Retype the whole listing below, character for character.
◇ ◇ ◇ ◇ ◇ ◇ ◇
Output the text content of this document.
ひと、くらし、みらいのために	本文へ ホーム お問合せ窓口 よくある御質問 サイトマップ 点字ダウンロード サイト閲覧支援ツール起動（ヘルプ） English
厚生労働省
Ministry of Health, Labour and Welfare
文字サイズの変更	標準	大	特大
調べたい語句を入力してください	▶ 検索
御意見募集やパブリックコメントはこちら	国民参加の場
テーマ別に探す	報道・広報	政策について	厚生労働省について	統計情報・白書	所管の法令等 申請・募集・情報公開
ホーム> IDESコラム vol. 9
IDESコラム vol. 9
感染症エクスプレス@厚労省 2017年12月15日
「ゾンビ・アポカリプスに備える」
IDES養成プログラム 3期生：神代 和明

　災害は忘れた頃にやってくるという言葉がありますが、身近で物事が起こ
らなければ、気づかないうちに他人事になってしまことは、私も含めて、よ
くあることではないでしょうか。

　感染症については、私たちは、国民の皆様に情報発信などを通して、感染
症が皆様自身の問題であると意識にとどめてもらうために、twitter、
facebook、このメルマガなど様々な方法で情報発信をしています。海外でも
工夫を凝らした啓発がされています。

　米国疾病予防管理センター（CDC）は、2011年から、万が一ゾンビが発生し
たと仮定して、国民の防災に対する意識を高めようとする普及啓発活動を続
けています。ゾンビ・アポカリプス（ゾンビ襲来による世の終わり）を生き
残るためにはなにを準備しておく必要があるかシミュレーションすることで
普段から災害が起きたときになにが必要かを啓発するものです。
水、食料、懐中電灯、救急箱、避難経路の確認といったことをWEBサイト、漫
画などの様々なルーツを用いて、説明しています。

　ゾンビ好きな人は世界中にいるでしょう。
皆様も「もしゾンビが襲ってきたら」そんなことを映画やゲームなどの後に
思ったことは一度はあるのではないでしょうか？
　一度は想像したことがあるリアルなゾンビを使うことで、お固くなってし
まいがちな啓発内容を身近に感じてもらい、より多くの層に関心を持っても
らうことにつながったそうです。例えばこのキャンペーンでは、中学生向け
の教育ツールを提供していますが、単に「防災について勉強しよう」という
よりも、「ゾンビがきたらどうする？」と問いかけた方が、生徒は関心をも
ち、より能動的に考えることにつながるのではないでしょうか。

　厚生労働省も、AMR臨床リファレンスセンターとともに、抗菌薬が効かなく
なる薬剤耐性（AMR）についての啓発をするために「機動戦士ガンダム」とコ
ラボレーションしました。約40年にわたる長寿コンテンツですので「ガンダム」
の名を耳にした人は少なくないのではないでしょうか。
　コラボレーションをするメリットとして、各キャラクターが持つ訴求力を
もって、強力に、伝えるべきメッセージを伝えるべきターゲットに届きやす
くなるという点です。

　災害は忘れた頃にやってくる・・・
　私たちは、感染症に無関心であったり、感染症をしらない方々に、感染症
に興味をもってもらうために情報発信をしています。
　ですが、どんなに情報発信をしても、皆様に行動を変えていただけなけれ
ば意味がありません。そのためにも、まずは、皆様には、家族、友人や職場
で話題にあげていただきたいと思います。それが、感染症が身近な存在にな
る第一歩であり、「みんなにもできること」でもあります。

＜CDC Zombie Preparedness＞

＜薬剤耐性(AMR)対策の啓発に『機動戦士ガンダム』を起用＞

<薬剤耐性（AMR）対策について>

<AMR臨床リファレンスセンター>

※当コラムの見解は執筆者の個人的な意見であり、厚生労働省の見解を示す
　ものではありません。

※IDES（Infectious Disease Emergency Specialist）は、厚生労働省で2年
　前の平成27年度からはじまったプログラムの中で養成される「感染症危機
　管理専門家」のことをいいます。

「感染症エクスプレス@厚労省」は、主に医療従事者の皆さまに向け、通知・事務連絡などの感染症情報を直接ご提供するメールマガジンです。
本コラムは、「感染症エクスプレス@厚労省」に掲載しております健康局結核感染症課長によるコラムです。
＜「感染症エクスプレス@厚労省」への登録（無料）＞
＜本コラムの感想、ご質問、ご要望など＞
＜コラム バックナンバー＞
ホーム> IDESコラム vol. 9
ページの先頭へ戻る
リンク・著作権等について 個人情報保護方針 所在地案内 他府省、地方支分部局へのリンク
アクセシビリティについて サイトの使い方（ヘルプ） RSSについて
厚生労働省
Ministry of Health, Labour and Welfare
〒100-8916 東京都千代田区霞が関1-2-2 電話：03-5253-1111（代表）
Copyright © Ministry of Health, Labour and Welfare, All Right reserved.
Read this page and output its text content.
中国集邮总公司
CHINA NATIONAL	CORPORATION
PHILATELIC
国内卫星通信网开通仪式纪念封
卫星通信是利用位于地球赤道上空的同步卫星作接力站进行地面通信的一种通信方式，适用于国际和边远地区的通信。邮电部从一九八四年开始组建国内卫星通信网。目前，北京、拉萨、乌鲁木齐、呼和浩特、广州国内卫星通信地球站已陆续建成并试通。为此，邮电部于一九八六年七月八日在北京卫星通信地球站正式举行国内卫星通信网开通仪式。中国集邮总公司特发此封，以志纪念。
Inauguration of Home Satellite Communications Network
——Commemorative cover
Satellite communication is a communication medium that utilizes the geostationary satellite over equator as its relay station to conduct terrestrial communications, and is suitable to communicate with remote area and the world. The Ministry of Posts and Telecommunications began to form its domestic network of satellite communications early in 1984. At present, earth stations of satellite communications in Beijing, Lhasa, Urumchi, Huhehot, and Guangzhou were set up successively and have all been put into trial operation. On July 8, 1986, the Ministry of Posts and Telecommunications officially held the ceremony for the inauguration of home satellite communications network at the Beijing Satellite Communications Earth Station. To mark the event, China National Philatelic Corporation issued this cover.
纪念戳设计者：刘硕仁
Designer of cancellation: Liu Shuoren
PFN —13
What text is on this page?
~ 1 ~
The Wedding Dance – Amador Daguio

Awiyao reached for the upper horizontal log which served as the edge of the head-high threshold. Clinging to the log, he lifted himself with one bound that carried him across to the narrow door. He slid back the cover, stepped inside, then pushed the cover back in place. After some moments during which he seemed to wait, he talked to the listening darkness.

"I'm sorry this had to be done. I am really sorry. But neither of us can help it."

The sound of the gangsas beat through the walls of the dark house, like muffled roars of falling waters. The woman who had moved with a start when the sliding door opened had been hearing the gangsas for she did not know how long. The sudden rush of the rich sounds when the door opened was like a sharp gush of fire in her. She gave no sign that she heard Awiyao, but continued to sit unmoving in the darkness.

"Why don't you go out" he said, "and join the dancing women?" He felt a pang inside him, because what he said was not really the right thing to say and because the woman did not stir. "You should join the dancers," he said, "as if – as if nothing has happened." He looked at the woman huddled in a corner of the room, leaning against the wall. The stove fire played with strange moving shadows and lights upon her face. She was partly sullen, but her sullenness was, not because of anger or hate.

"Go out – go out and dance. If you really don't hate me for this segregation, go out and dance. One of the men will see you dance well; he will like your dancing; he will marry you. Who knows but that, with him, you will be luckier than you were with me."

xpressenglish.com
◇ ◇ ◇ ◇ ◇ ◇ ◇
» **Reply to the exercise**
Output the text content of this document.
ひと、くらし、みらいのために	本文へ ホーム お問合せ窓口 よくある御質問 サイトマップ 点字ダウンロード サイト閲覧支援ツール起動（ヘルプ） English
厚生労働省
Ministry of Health, Labour and Welfare
文字サイズの変更	標準	大	特大
調べたい語句を入力してください	▶ 検索
御意見募集やパブリックコメントはこちら	国民参加の場
テーマ別に探す	報道・広報	政策について	厚生労働省について	統計情報・白書	所管の法令等 申請・募集・情報公開
ホーム> IDESコラム vol. 9
IDESコラム vol. 9
感染症エクスプレス@厚労省 2017年12月15日
「ゾンビ・アポカリプスに備える」
IDES養成プログラム 3期生：神代 和明

　災害は忘れた頃にやってくるという言葉がありますが、身近で物事が起こ
らなければ、気づかないうちに他人事になってしまことは、私も含めて、よ
くあることではないでしょうか。

　感染症については、私たちは、国民の皆様に情報発信などを通して、感染
症が皆様自身の問題であると意識にとどめてもらうために、twitter、
facebook、このメルマガなど様々な方法で情報発信をしています。海外でも
工夫を凝らした啓発がされています。

　米国疾病予防管理センター（CDC）は、2011年から、万が一ゾンビが発生し
たと仮定して、国民の防災に対する意識を高めようとする普及啓発活動を続
けています。ゾンビ・アポカリプス（ゾンビ襲来による世の終わり）を生き
残るためにはなにを準備しておく必要があるかシミュレーションすることで
普段から災害が起きたときになにが必要かを啓発するものです。
水、食料、懐中電灯、救急箱、避難経路の確認といったことをWEBサイト、漫
画などの様々なルーツを用いて、説明しています。

　ゾンビ好きな人は世界中にいるでしょう。
皆様も「もしゾンビが襲ってきたら」そんなことを映画やゲームなどの後に
思ったことは一度はあるのではないでしょうか？
　一度は想像したことがあるリアルなゾンビを使うことで、お固くなってし
まいがちな啓発内容を身近に感じてもらい、より多くの層に関心を持っても
らうことにつながったそうです。例えばこのキャンペーンでは、中学生向け
の教育ツールを提供していますが、単に「防災について勉強しよう」という
よりも、「ゾンビがきたらどうする？」と問いかけた方が、生徒は関心をも
ち、より能動的に考えることにつながるのではないでしょうか。

　厚生労働省も、AMR臨床リファレンスセンターとともに、抗菌薬が効かなく
なる薬剤耐性（AMR）についての啓発をするために「機動戦士ガンダム」とコ
ラボレーションしました。約40年にわたる長寿コンテンツですので「ガンダム」
の名を耳にした人は少なくないのではないでしょうか。
　コラボレーションをするメリットとして、各キャラクターが持つ訴求力を
もって、強力に、伝えるべきメッセージを伝えるべきターゲットに届きやす
くなるという点です。

　災害は忘れた頃にやってくる・・・
　私たちは、感染症に無関心であったり、感染症をしらない方々に、感染症
に興味をもってもらうために情報発信をしています。
　ですが、どんなに情報発信をしても、皆様に行動を変えていただけなけれ
ば意味がありません。そのためにも、まずは、皆様には、家族、友人や職場
で話題にあげていただきたいと思います。それが、感染症が身近な存在にな
る第一歩であり、「みんなにもできること」でもあります。

＜CDC Zombie Preparedness＞

＜薬剤耐性(AMR)対策の啓発に『機動戦士ガンダム』を起用＞

<薬剤耐性（AMR）対策について>

<AMR臨床リファレンスセンター>

※当コラムの見解は執筆者の個人的な意見であり、厚生労働省の見解を示す
　ものではありません。

※IDES（Infectious Disease Emergency Specialist）は、厚生労働省で2年
　前の平成27年度からはじまったプログラムの中で養成される「感染症危機
　管理専門家」のことをいいます。

「感染症エクスプレス@厚労省」は、主に医療従事者の皆さまに向け、通知・事務連絡などの感染症情報を直接ご提供するメールマガジンです。
本コラムは、「感染症エクスプレス@厚労省」に掲載しております健康局結核感染症課長によるコラムです。
＜「感染症エクスプレス@厚労省」への登録（無料）＞
＜本コラムの感想、ご質問、ご要望など＞
＜コラム バックナンバー＞
ホーム> IDESコラム vol. 9
ページの先頭へ戻る
リンク・著作権等について 個人情報保護方針 所在地案内 他府省、地方支分部局へのリンク
アクセシビリティについて サイトの使い方（ヘルプ） RSSについて
厚生労働省
Ministry of Health, Labour and Welfare
〒100-8916 東京都千代田区霞が関1-2-2 電話：03-5253-1111（代表）
Copyright © Ministry of Health, Labour and Welfare, All Right reserved.
Read this page and output its text content.
中国集邮总公司
CHINA NATIONAL	CORPORATION
PHILATELIC
国内卫星通信网开通仪式纪念封
卫星通信是利用位于地球赤道上空的同步卫星作接力站进行地面通信的一种通信方式，适用于国际和边远地区的通信。邮电部从一九八四年开始组建国内卫星通信网。目前，北京、拉萨、乌鲁木齐、呼和浩特、广州国内卫星通信地球站已陆续建成并试通。为此，邮电部于一九八六年七月八日在北京卫星通信地球站正式举行国内卫星通信网开通仪式。中国集邮总公司特发此封，以志纪念。
Inauguration of Home Satellite Communications Network
——Commemorative cover
Satellite communication is a communication medium that utilizes the geostationary satellite over equator as its relay station to conduct terrestrial communications, and is suitable to communicate with remote area and the world. The Ministry of Posts and Telecommunications began to form its domestic network of satellite communications early in 1984. At present, earth stations of satellite communications in Beijing, Lhasa, Urumchi, Huhehot, and Guangzhou were set up successively and have all been put into trial operation. On July 8, 1986, the Ministry of Posts and Telecommunications officially held the ceremony for the inauguration of home satellite communications network at the Beijing Satellite Communications Earth Station. To mark the event, China National Philatelic Corporation issued this cover.
纪念戳设计者：刘硕仁
Designer of cancellation: Liu Shuoren
PFN —13
What text is on this page?
~ 1 ~
The Wedding Dance – Amador Daguio

Awiyao reached for the upper horizontal log which served as the edge of the head-high threshold. Clinging to the log, he lifted himself with one bound that carried him across to the narrow door. He slid back the cover, stepped inside, then pushed the cover back in place. After some moments during which he seemed to wait, he talked to the listening darkness.

"I'm sorry this had to be done. I am really sorry. But neither of us can help it."

The sound of the gangsas beat through the walls of the dark house, like muffled roars of falling waters. The woman who had moved with a start when the sliding door opened had been hearing the gangsas for she did not know how long. The sudden rush of the rich sounds when the door opened was like a sharp gush of fire in her. She gave no sign that she heard Awiyao, but continued to sit unmoving in the darkness.

"Why don't you go out" he said, "and join the dancing women?" He felt a pang inside him, because what he said was not really the right thing to say and because the woman did not stir. "You should join the dancers," he said, "as if – as if nothing has happened." He looked at the woman huddled in a corner of the room, leaning against the wall. The stove fire played with strange moving shadows and lights upon her face. She was partly sullen, but her sullenness was, not because of anger or hate.

"Go out – go out and dance. If you really don't hate me for this segregation, go out and dance. One of the men will see you dance well; he will like your dancing; he will marry you. Who knows but that, with him, you will be luckier than you were with me."

xpressenglish.com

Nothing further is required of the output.